╔══
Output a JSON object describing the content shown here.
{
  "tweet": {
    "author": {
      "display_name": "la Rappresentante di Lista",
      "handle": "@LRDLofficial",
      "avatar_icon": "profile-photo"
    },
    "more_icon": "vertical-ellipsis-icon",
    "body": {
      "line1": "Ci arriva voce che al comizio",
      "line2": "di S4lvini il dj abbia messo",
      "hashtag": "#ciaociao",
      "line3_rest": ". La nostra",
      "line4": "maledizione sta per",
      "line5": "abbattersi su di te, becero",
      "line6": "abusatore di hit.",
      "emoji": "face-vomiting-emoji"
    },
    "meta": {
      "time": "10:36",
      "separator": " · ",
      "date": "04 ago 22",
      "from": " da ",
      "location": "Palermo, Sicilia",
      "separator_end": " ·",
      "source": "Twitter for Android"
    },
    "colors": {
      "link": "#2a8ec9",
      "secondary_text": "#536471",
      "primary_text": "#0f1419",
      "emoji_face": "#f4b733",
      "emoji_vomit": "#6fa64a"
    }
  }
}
╚══
Return every line of the material exactly.

(Full answer)
Output a JSON object describing the content shown here.
{
  "tweet": {
    "author": {
      "display_name": "la Rappresentante di Lista",
      "handle": "@LRDLofficial",
      "avatar_icon": "profile-photo"
    },
    "more_icon": "vertical-ellipsis-icon",
    "body": {
      "line1": "Ci arriva voce che al comizio",
      "line2": "di S4lvini il dj abbia messo",
      "hashtag": "#ciaociao",
      "line3_rest": ". La nostra",
      "line4": "maledizione sta per",
      "line5": "abbattersi su di te, becero",
      "line6": "abusatore di hit.",
      "emoji": "face-vomiting-emoji"
    },
    "meta": {
      "time": "10:36",
      "separator": " · ",
      "date": "04 ago 22",
      "from": " da ",
      "location": "Palermo, Sicilia",
      "separator_end": " ·",
      "source": "Twitter for Android"
    },
    "colors": {
      "link": "#2a8ec9",
      "secondary_text": "#536471",
      "primary_text": "#0f1419",
      "emoji_face": "#f4b733",
      "emoji_vomit": "#6fa64a"
    }
  }
}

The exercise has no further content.